**Do this:**
Repeat each entry exactly and drop the pictures.

(Stored data)
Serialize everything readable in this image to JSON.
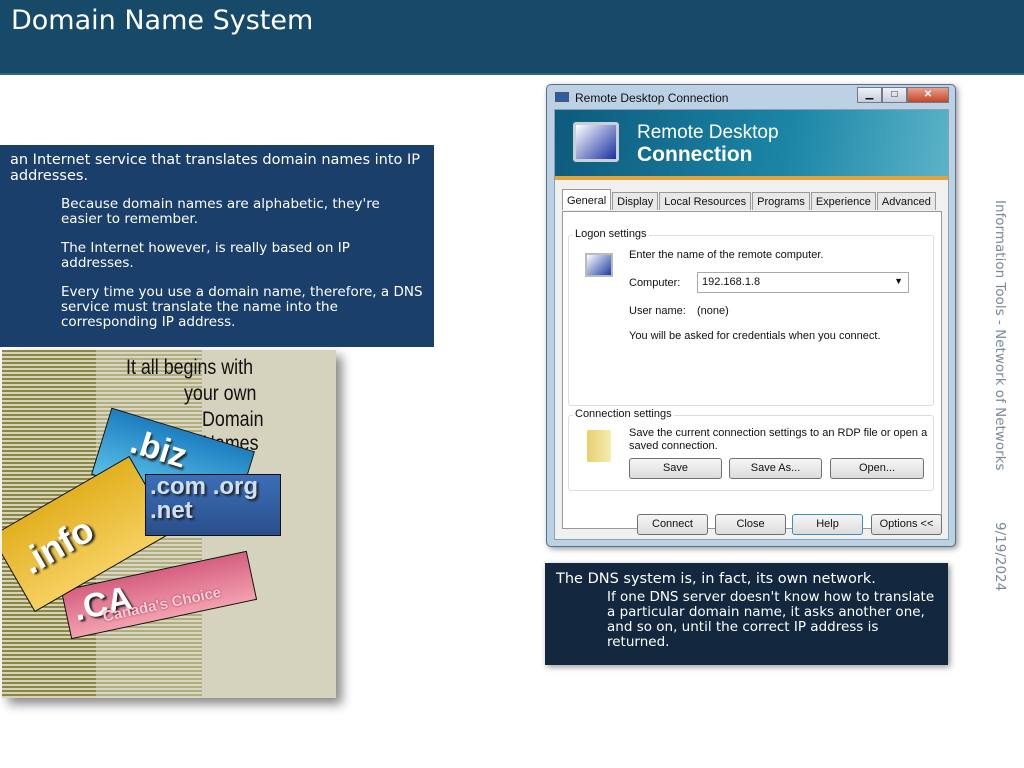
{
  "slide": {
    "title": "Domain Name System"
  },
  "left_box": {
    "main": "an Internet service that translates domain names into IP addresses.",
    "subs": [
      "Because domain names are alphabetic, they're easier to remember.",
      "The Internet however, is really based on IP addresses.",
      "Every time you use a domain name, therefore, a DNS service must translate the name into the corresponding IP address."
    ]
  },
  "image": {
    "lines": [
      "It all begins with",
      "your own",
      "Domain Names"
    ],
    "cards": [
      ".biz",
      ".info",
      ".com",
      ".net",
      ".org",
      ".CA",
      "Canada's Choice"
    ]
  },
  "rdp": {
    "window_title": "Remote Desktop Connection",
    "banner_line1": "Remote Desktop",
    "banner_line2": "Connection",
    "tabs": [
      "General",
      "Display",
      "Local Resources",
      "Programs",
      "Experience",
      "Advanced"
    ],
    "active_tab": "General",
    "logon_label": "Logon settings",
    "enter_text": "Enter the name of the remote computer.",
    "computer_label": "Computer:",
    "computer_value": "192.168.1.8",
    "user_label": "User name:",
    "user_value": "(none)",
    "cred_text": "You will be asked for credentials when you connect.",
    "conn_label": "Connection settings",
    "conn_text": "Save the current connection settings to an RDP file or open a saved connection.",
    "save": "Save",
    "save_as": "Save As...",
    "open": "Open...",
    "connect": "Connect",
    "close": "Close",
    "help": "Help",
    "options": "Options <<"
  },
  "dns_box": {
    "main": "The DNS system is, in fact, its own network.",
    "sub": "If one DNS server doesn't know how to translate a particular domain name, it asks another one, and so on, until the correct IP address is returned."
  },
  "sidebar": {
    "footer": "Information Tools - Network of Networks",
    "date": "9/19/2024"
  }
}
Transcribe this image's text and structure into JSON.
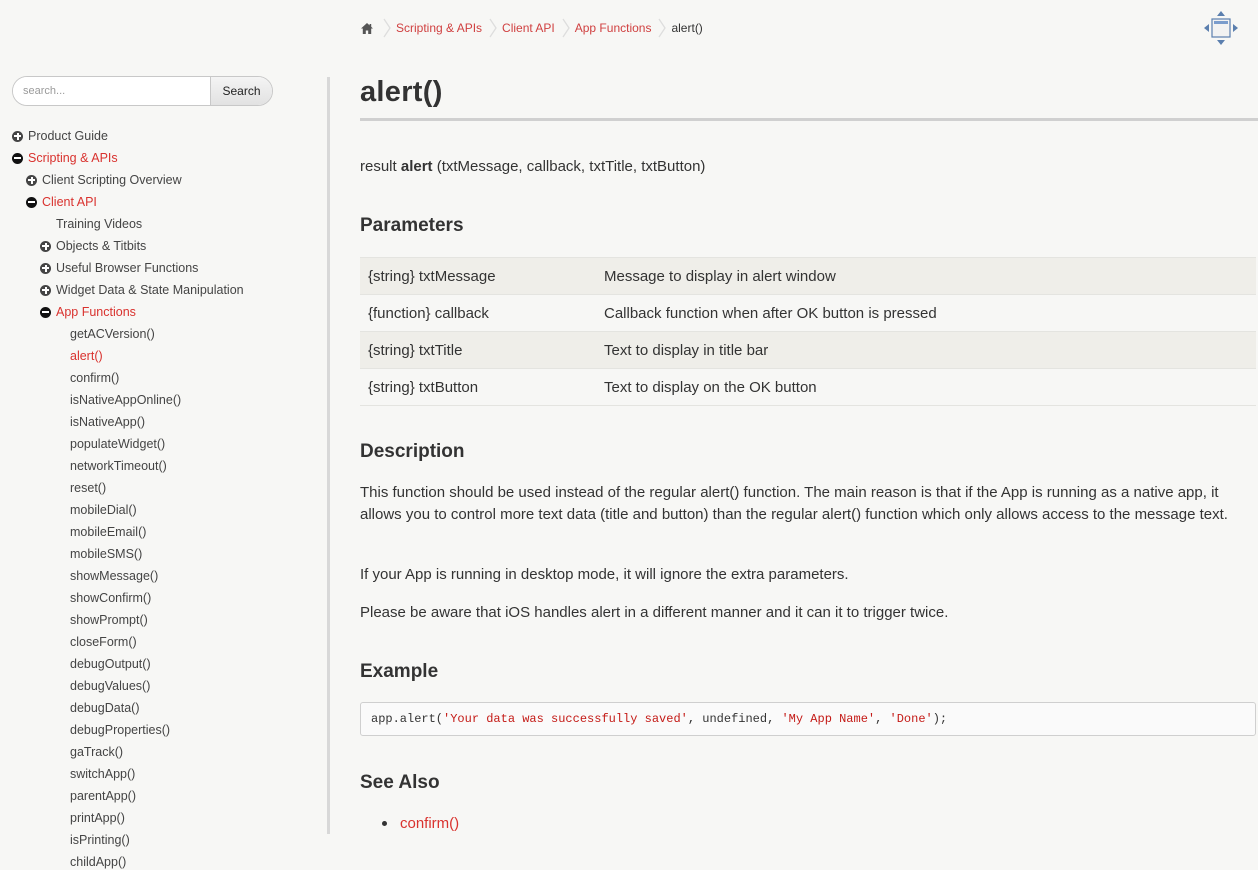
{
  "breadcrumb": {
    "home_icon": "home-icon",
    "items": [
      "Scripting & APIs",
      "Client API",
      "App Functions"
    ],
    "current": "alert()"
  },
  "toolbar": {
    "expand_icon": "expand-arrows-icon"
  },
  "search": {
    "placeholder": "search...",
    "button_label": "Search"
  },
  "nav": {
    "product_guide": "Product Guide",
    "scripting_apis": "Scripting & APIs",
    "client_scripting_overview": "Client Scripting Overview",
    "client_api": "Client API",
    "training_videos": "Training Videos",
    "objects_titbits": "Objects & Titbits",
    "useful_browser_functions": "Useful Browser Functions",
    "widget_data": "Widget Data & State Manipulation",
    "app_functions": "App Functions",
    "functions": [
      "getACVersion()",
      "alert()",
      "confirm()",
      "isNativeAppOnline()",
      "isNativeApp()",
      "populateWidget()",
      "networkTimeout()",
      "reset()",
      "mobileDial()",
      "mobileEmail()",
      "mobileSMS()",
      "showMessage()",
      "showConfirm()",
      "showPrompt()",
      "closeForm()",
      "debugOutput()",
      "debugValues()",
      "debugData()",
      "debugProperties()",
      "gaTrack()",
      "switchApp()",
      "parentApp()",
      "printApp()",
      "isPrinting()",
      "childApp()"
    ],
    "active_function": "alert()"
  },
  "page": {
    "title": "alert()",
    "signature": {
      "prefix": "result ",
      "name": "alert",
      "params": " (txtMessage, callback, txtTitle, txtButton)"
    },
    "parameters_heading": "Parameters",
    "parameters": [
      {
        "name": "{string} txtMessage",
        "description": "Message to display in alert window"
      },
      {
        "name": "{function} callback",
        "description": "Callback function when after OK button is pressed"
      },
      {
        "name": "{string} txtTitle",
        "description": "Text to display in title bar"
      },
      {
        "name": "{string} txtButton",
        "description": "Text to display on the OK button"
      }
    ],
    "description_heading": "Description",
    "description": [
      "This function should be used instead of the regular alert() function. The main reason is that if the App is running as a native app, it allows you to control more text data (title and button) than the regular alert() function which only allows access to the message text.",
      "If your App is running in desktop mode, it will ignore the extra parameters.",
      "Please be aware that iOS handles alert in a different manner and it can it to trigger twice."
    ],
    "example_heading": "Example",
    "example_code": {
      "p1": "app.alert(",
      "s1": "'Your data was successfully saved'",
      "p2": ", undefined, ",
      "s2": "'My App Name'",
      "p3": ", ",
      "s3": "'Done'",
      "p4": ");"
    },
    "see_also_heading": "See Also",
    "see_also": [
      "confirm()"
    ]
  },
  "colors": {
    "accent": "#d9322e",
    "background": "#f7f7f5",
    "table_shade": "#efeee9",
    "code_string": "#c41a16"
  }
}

**Exercise solution:**
Serialize everything readable in this image to JSON.
{
  "slide": {
    "title": "Domain Name System"
  },
  "left_box": {
    "main": "an Internet service that translates domain names into IP addresses.",
    "subs": [
      "Because domain names are alphabetic, they're easier to remember.",
      "The Internet however, is really based on IP addresses.",
      "Every time you use a domain name, therefore, a DNS service must translate the name into the corresponding IP address."
    ]
  },
  "image": {
    "lines": [
      "It all begins with",
      "your own",
      "Domain Names"
    ],
    "cards": [
      ".biz",
      ".info",
      ".com",
      ".net",
      ".org",
      ".CA",
      "Canada's Choice"
    ]
  },
  "rdp": {
    "window_title": "Remote Desktop Connection",
    "banner_line1": "Remote Desktop",
    "banner_line2": "Connection",
    "tabs": [
      "General",
      "Display",
      "Local Resources",
      "Programs",
      "Experience",
      "Advanced"
    ],
    "active_tab": "General",
    "logon_label": "Logon settings",
    "enter_text": "Enter the name of the remote computer.",
    "computer_label": "Computer:",
    "computer_value": "192.168.1.8",
    "user_label": "User name:",
    "user_value": "(none)",
    "cred_text": "You will be asked for credentials when you connect.",
    "conn_label": "Connection settings",
    "conn_text": "Save the current connection settings to an RDP file or open a saved connection.",
    "save": "Save",
    "save_as": "Save As...",
    "open": "Open...",
    "connect": "Connect",
    "close": "Close",
    "help": "Help",
    "options": "Options <<"
  },
  "dns_box": {
    "main": "The DNS system is, in fact, its own network.",
    "sub": "If one DNS server doesn't know how to translate a particular domain name, it asks another one, and so on, until the correct IP address is returned."
  },
  "sidebar": {
    "footer": "Information Tools - Network of Networks",
    "date": "9/19/2024"
  }
}
Transcribe this image's text and structure into JSON.
{
  "breadcrumb": {
    "home_icon": "home-icon",
    "items": [
      "Scripting & APIs",
      "Client API",
      "App Functions"
    ],
    "current": "alert()"
  },
  "toolbar": {
    "expand_icon": "expand-arrows-icon"
  },
  "search": {
    "placeholder": "search...",
    "button_label": "Search"
  },
  "nav": {
    "product_guide": "Product Guide",
    "scripting_apis": "Scripting & APIs",
    "client_scripting_overview": "Client Scripting Overview",
    "client_api": "Client API",
    "training_videos": "Training Videos",
    "objects_titbits": "Objects & Titbits",
    "useful_browser_functions": "Useful Browser Functions",
    "widget_data": "Widget Data & State Manipulation",
    "app_functions": "App Functions",
    "functions": [
      "getACVersion()",
      "alert()",
      "confirm()",
      "isNativeAppOnline()",
      "isNativeApp()",
      "populateWidget()",
      "networkTimeout()",
      "reset()",
      "mobileDial()",
      "mobileEmail()",
      "mobileSMS()",
      "showMessage()",
      "showConfirm()",
      "showPrompt()",
      "closeForm()",
      "debugOutput()",
      "debugValues()",
      "debugData()",
      "debugProperties()",
      "gaTrack()",
      "switchApp()",
      "parentApp()",
      "printApp()",
      "isPrinting()",
      "childApp()"
    ],
    "active_function": "alert()"
  },
  "page": {
    "title": "alert()",
    "signature": {
      "prefix": "result ",
      "name": "alert",
      "params": " (txtMessage, callback, txtTitle, txtButton)"
    },
    "parameters_heading": "Parameters",
    "parameters": [
      {
        "name": "{string} txtMessage",
        "description": "Message to display in alert window"
      },
      {
        "name": "{function} callback",
        "description": "Callback function when after OK button is pressed"
      },
      {
        "name": "{string} txtTitle",
        "description": "Text to display in title bar"
      },
      {
        "name": "{string} txtButton",
        "description": "Text to display on the OK button"
      }
    ],
    "description_heading": "Description",
    "description": [
      "This function should be used instead of the regular alert() function. The main reason is that if the App is running as a native app, it allows you to control more text data (title and button) than the regular alert() function which only allows access to the message text.",
      "If your App is running in desktop mode, it will ignore the extra parameters.",
      "Please be aware that iOS handles alert in a different manner and it can it to trigger twice."
    ],
    "example_heading": "Example",
    "example_code": {
      "p1": "app.alert(",
      "s1": "'Your data was successfully saved'",
      "p2": ", undefined, ",
      "s2": "'My App Name'",
      "p3": ", ",
      "s3": "'Done'",
      "p4": ");"
    },
    "see_also_heading": "See Also",
    "see_also": [
      "confirm()"
    ]
  },
  "colors": {
    "accent": "#d9322e",
    "background": "#f7f7f5",
    "table_shade": "#efeee9",
    "code_string": "#c41a16"
  }
}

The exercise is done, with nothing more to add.